(Lines of data)
--------
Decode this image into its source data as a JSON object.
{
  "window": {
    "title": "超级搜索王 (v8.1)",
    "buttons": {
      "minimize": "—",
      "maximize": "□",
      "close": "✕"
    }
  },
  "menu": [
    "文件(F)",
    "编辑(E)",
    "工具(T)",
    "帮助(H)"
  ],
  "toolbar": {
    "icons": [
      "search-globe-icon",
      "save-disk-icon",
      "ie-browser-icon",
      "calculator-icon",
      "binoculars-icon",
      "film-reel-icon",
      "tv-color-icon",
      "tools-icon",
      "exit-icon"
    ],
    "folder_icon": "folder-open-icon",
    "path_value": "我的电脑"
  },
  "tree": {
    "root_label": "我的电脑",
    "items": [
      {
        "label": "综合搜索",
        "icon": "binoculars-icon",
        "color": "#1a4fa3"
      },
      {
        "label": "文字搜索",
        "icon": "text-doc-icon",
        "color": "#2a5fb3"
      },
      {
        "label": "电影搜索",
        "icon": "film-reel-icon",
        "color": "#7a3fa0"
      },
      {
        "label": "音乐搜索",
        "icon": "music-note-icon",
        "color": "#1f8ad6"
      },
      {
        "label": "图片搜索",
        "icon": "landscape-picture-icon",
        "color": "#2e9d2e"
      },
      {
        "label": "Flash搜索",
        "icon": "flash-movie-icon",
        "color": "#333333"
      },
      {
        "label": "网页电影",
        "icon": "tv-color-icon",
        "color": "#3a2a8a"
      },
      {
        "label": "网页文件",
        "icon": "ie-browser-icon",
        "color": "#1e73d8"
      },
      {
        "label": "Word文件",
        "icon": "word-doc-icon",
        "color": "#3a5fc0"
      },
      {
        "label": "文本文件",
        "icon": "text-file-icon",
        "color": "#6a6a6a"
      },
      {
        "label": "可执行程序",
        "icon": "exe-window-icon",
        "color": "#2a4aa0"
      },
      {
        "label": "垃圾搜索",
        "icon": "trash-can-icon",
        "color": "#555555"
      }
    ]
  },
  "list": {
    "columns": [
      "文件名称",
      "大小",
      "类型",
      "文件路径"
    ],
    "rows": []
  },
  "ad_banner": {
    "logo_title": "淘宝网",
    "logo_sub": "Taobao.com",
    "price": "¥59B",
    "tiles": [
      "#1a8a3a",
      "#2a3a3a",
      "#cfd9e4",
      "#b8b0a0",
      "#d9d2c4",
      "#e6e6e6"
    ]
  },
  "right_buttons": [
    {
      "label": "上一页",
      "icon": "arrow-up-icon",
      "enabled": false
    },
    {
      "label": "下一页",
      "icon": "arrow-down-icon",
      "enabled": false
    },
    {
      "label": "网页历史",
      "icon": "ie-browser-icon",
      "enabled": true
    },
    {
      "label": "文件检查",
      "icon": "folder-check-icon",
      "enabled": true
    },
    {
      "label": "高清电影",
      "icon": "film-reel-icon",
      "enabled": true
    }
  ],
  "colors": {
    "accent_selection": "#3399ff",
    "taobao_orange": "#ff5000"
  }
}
--------
> _WHAT TO DO_
Which lines of the data above contain "folder"? Copy each one.

> _FULL RESPONSE_
    "folder_icon": "folder-open-icon",
      "icon": "folder-check-icon",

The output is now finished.